● **WHAT THE TASK REQUIRES**
In the entries below, find the lines with the word "this" and copy them.

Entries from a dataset
# # # # #

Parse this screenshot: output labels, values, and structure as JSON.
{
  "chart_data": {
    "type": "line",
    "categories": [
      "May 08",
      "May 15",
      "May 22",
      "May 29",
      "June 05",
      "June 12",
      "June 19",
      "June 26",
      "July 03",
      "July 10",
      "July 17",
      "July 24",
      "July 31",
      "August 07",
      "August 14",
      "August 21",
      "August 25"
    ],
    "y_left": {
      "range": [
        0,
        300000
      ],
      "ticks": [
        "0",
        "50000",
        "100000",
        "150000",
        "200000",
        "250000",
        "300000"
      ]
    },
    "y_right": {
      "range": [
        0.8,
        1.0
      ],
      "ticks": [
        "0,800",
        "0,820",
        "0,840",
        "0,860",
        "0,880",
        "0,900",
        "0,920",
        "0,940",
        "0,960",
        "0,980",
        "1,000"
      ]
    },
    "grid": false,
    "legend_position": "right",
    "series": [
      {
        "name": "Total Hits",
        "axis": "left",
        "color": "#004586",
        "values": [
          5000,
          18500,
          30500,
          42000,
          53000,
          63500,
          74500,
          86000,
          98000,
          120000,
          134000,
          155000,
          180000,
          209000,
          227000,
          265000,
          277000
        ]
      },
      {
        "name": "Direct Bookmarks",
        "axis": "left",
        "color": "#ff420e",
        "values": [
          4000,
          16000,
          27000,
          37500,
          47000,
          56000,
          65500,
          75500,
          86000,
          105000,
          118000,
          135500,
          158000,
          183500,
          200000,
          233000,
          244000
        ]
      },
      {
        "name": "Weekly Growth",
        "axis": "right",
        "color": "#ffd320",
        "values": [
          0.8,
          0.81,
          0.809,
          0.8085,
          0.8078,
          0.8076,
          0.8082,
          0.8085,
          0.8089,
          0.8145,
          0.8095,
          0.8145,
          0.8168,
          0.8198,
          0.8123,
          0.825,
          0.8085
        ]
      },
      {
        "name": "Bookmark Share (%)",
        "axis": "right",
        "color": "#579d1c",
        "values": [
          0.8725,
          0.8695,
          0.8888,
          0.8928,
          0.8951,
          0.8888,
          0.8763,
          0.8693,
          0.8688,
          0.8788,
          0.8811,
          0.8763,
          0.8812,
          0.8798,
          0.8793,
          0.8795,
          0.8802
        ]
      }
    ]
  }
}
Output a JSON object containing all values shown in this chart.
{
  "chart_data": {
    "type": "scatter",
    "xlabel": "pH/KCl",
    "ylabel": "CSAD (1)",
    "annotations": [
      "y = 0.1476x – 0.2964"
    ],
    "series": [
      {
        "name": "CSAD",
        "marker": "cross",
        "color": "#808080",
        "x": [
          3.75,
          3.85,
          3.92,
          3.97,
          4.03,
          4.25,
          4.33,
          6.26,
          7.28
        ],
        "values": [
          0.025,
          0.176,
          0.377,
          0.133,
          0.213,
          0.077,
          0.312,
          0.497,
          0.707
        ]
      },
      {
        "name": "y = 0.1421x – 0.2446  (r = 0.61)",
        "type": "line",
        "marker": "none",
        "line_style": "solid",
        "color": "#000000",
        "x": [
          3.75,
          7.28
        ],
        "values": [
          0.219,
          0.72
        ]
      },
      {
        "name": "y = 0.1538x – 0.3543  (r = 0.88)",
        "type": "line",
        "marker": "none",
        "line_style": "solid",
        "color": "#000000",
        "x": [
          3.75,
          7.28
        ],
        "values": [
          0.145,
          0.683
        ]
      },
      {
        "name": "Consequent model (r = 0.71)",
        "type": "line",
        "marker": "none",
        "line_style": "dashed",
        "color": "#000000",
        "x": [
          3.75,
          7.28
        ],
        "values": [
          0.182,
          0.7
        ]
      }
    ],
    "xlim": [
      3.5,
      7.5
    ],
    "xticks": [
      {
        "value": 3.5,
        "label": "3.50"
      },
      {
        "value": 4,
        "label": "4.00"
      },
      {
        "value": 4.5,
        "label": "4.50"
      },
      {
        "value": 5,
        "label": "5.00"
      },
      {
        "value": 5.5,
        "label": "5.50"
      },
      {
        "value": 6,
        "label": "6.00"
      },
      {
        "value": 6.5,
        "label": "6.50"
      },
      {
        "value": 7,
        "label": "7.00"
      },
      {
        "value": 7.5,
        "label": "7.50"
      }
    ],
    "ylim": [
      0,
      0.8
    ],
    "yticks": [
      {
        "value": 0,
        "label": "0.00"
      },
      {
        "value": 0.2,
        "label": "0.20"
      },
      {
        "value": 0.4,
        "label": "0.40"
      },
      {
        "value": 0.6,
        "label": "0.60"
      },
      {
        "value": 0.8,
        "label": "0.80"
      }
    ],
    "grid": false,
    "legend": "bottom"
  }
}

# # # # #

● **RESULT OF THE TASK**
Parse this screenshot: output labels, values, and structure as JSON.
Output a JSON object containing all values shown in this chart.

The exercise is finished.